Dataset entries:
## START

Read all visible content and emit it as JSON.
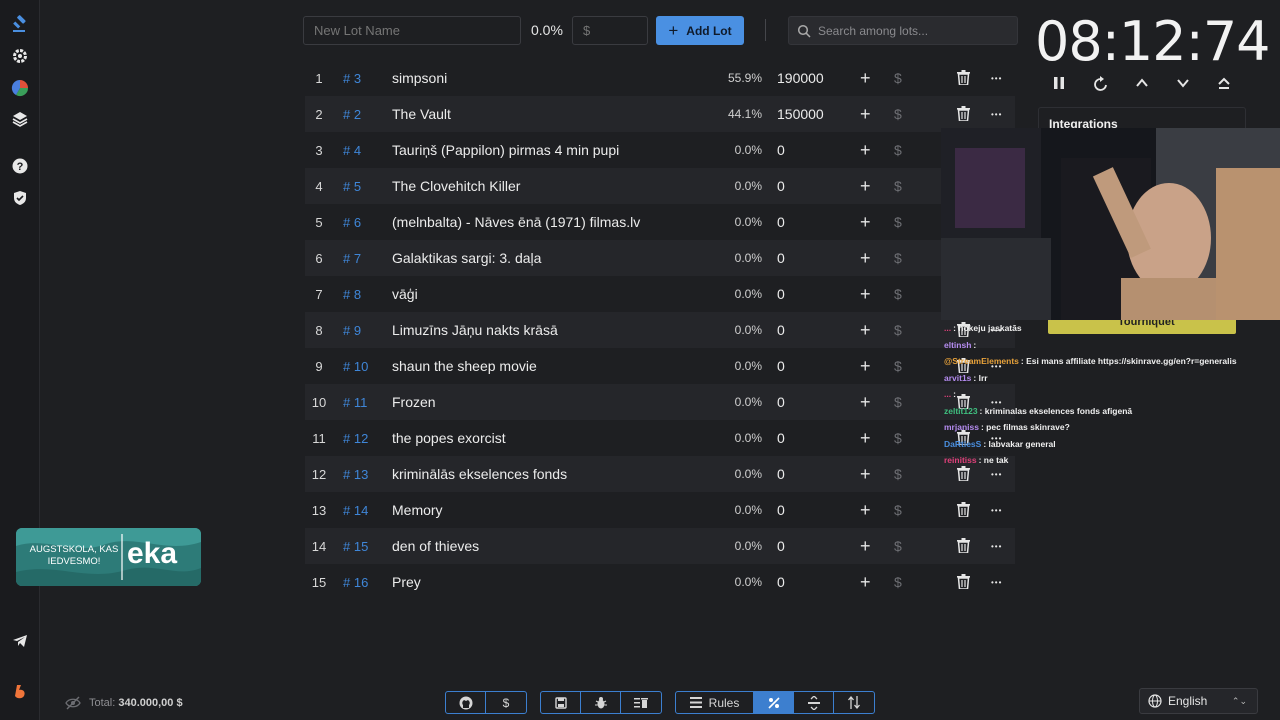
{
  "nav": {
    "items": [
      {
        "icon": "gavel-icon"
      },
      {
        "icon": "gear-icon"
      },
      {
        "icon": "pie-chart-icon"
      },
      {
        "icon": "layers-icon"
      },
      {
        "icon": "help-icon"
      },
      {
        "icon": "shield-icon"
      },
      {
        "icon": "telegram-icon"
      },
      {
        "icon": "boosty-icon"
      }
    ]
  },
  "toolbar": {
    "lot_name_placeholder": "New Lot Name",
    "percent": "0.0%",
    "amount_placeholder": "$",
    "add_lot_label": "Add Lot",
    "search_placeholder": "Search among lots..."
  },
  "lots": [
    {
      "index": "1",
      "id": "# 3",
      "name": "simpsoni",
      "percent": "55.9%",
      "amount": "190000"
    },
    {
      "index": "2",
      "id": "# 2",
      "name": "The Vault",
      "percent": "44.1%",
      "amount": "150000"
    },
    {
      "index": "3",
      "id": "# 4",
      "name": "Tauriņš (Pappilon) pirmas 4 min pupi",
      "percent": "0.0%",
      "amount": "0"
    },
    {
      "index": "4",
      "id": "# 5",
      "name": "The Clovehitch Killer",
      "percent": "0.0%",
      "amount": "0"
    },
    {
      "index": "5",
      "id": "# 6",
      "name": "(melnbalta) - Nāves ēnā (1971) filmas.lv",
      "percent": "0.0%",
      "amount": "0"
    },
    {
      "index": "6",
      "id": "# 7",
      "name": "Galaktikas sargi: 3. daļa",
      "percent": "0.0%",
      "amount": "0"
    },
    {
      "index": "7",
      "id": "# 8",
      "name": "vāģi",
      "percent": "0.0%",
      "amount": "0"
    },
    {
      "index": "8",
      "id": "# 9",
      "name": "Limuzīns Jāņu nakts krāsā",
      "percent": "0.0%",
      "amount": "0"
    },
    {
      "index": "9",
      "id": "# 10",
      "name": "shaun the sheep movie",
      "percent": "0.0%",
      "amount": "0"
    },
    {
      "index": "10",
      "id": "# 11",
      "name": "Frozen",
      "percent": "0.0%",
      "amount": "0"
    },
    {
      "index": "11",
      "id": "# 12",
      "name": "the popes exorcist",
      "percent": "0.0%",
      "amount": "0"
    },
    {
      "index": "12",
      "id": "# 13",
      "name": "kriminālās ekselences fonds",
      "percent": "0.0%",
      "amount": "0"
    },
    {
      "index": "13",
      "id": "# 14",
      "name": "Memory",
      "percent": "0.0%",
      "amount": "0"
    },
    {
      "index": "14",
      "id": "# 15",
      "name": "den of thieves",
      "percent": "0.0%",
      "amount": "0"
    },
    {
      "index": "15",
      "id": "# 16",
      "name": "Prey",
      "percent": "0.0%",
      "amount": "0"
    }
  ],
  "timer": {
    "display": "08:12:74",
    "controls": [
      "pause-icon",
      "reset-icon",
      "chevron-up-icon",
      "chevron-down-icon",
      "eject-icon"
    ]
  },
  "integrations": {
    "title": "Integrations"
  },
  "overlay": {
    "tourniquet_label": "Tourniquet",
    "chat": [
      {
        "user": "...",
        "text": ": hokeju jaskatās",
        "color": "#e0407a"
      },
      {
        "user": "eltinsh",
        "text": ":",
        "color": "#b58cf0"
      },
      {
        "user": "@StreamElements",
        "text": ": Esi mans affiliate https://skinrave.gg/en?r=generalis",
        "color": "#e8a23a"
      },
      {
        "user": "arvit1s",
        "text": ": lrr",
        "color": "#b58cf0"
      },
      {
        "user": "...",
        "text": ":",
        "color": "#e0407a"
      },
      {
        "user": "zeltit123",
        "text": ": kriminalas ekselences fonds afigenā",
        "color": "#3fbf7f"
      },
      {
        "user": "mrjaniss",
        "text": ": pec filmas skinrave?",
        "color": "#b58cf0"
      },
      {
        "user": "DaRtiesS",
        "text": ": labvakar general",
        "color": "#4a8fe0"
      },
      {
        "user": "reinitiss",
        "text": ": ne tak",
        "color": "#e0407a"
      }
    ],
    "eka_badge": {
      "line1": "AUGSTSKOLA, KAS",
      "line2": "IEDVESMO!",
      "brand": "eka"
    }
  },
  "footer": {
    "total_label": "Total:",
    "total_value": "340.000,00 $",
    "group1": [
      "github-icon",
      "dollar-icon"
    ],
    "group2": [
      "save-icon",
      "bug-icon",
      "clear-icon"
    ],
    "group3_rules": "Rules",
    "group3_icons": [
      "percent-icon",
      "split-icon",
      "sort-icon"
    ],
    "language": "English"
  },
  "colors": {
    "accent": "#4a90e2",
    "background": "#1e1f22"
  }
}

## END

Looking at the material above, count the lines containing the string "ekselences" and reply with the count alone.

- [FULL RESPONSE] 2